(Items from a data source)
*-*-*
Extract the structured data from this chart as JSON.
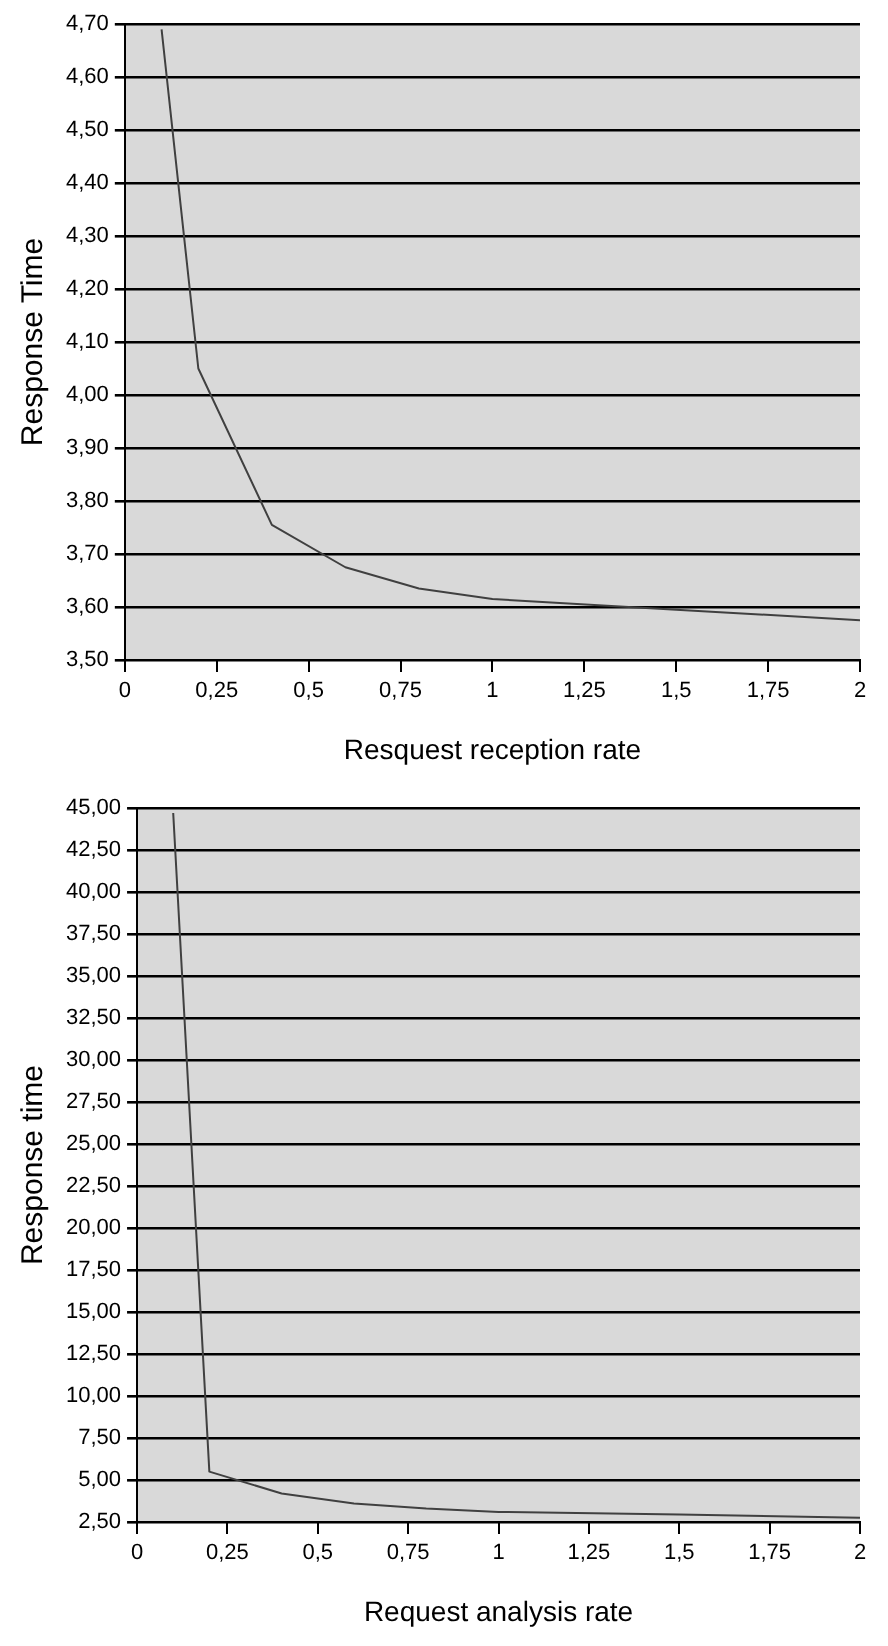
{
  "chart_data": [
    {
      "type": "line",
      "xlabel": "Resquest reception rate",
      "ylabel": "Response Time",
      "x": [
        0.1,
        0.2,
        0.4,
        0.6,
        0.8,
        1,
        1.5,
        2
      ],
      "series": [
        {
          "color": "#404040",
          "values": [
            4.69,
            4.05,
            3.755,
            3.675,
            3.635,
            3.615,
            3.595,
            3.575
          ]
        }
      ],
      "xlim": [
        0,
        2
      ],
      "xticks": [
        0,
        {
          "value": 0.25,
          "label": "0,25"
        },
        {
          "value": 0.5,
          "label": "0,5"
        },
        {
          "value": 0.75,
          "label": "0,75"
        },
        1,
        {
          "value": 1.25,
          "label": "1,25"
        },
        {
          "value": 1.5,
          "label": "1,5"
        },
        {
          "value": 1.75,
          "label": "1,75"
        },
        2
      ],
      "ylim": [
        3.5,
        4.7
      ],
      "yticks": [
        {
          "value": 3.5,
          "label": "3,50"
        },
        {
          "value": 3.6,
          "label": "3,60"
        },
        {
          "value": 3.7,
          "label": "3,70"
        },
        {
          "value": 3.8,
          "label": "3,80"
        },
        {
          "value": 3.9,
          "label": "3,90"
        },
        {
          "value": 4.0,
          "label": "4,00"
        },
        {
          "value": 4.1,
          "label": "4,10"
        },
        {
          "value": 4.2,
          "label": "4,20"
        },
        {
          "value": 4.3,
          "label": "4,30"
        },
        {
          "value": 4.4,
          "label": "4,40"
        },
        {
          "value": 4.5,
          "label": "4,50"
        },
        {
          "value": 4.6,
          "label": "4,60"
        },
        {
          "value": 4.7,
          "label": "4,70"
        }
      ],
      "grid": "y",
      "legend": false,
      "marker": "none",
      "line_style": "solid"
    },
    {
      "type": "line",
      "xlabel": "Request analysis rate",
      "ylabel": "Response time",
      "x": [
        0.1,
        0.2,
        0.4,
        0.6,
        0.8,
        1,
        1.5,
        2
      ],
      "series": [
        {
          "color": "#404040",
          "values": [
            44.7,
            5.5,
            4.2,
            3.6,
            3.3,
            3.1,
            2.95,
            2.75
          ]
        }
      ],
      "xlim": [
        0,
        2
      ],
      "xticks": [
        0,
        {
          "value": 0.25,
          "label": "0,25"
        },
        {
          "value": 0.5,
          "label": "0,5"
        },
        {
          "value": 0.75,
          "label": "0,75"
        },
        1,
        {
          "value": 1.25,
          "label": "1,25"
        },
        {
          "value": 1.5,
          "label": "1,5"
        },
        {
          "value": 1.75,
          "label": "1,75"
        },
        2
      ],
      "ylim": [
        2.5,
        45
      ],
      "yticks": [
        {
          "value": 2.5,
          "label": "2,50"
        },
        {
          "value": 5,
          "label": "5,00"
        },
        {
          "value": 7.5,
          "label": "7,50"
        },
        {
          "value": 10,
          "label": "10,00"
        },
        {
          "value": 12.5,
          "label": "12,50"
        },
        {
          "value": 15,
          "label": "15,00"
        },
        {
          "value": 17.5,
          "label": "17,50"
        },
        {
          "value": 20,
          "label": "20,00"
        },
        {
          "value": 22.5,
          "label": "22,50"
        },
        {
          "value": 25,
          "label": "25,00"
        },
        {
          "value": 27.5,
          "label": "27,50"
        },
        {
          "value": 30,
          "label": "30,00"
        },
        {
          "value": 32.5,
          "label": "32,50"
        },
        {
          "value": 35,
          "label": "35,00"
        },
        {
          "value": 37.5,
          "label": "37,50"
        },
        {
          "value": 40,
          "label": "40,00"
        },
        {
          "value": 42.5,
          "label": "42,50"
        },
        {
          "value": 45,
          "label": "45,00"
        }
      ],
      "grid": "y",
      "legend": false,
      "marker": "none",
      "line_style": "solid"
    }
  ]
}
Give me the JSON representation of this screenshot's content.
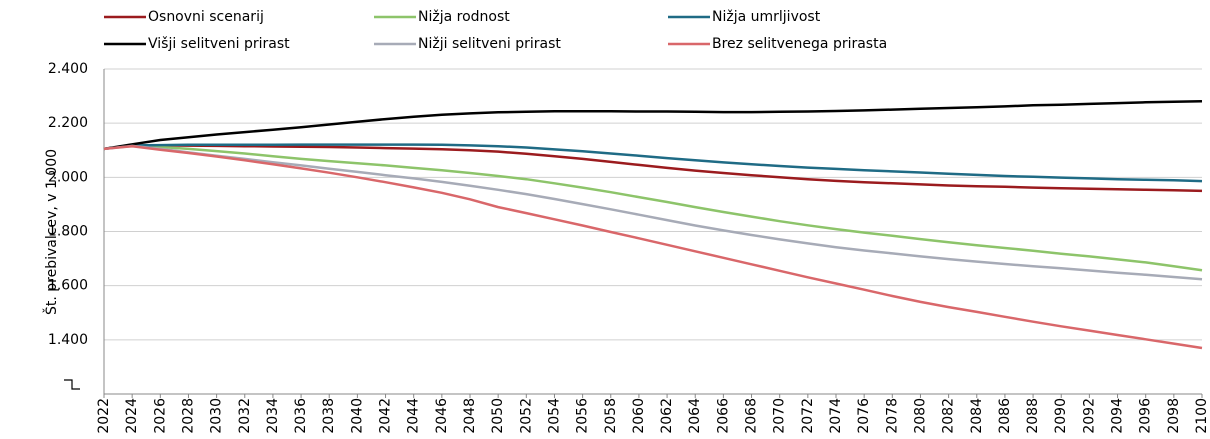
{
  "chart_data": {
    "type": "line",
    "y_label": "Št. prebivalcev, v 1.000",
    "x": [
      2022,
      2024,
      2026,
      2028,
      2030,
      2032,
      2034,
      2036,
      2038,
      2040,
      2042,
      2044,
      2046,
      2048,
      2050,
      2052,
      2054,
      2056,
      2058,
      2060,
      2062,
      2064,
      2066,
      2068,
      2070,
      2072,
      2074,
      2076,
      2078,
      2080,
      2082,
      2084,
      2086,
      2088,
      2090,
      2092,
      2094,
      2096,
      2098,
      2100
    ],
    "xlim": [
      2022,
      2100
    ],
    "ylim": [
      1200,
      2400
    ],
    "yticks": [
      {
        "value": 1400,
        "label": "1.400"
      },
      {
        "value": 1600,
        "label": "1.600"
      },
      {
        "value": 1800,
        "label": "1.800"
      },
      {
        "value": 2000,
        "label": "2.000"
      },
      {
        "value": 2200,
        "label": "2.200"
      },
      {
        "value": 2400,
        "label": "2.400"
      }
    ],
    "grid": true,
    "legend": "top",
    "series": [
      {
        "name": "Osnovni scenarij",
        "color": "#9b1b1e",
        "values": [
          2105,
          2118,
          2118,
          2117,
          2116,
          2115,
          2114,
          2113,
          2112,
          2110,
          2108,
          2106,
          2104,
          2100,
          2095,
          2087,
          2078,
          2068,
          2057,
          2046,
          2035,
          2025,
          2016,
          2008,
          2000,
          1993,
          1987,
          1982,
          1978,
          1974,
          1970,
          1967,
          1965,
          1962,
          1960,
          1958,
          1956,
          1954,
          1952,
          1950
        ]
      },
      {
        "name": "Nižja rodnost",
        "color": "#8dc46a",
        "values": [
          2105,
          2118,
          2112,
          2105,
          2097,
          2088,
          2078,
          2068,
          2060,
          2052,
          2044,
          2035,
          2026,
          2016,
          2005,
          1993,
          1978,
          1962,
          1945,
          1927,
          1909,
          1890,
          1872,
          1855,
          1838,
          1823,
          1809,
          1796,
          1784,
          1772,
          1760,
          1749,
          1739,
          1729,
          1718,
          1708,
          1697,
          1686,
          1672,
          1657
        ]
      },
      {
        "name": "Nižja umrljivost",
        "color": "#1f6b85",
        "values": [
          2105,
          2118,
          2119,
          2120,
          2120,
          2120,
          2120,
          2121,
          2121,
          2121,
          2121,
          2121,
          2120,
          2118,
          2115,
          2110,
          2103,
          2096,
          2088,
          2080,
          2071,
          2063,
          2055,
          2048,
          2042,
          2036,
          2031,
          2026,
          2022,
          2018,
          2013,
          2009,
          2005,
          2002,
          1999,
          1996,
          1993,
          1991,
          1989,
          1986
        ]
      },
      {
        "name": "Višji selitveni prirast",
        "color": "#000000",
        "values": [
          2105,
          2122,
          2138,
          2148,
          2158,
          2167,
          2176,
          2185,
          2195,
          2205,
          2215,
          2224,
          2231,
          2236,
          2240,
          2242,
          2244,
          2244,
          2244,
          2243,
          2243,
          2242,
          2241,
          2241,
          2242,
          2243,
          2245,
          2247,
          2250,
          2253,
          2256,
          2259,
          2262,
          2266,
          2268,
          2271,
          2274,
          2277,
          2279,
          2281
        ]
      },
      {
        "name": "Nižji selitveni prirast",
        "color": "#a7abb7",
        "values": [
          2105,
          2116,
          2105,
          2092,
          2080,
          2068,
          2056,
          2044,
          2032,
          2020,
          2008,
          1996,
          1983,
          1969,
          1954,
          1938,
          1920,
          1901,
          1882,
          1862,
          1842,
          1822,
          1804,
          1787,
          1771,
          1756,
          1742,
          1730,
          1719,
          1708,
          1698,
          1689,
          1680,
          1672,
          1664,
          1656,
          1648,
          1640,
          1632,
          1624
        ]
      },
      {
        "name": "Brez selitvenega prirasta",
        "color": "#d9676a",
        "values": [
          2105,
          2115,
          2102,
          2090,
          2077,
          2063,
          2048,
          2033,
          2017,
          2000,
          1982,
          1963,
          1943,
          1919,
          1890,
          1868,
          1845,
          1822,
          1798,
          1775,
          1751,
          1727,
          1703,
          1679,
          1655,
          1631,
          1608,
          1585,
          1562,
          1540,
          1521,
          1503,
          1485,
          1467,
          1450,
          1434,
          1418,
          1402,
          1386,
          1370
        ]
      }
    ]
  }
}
*-*-*
■ **Task objective**: Check each line of the records above for "name", and copy those that have it.

■ **Result of this exercise**:
        "name": "Osnovni scenarij",
        "name": "Nižja rodnost",
        "name": "Nižja umrljivost",
        "name": "Višji selitveni prirast",
        "name": "Nižji selitveni prirast",
        "name": "Brez selitvenega prirasta",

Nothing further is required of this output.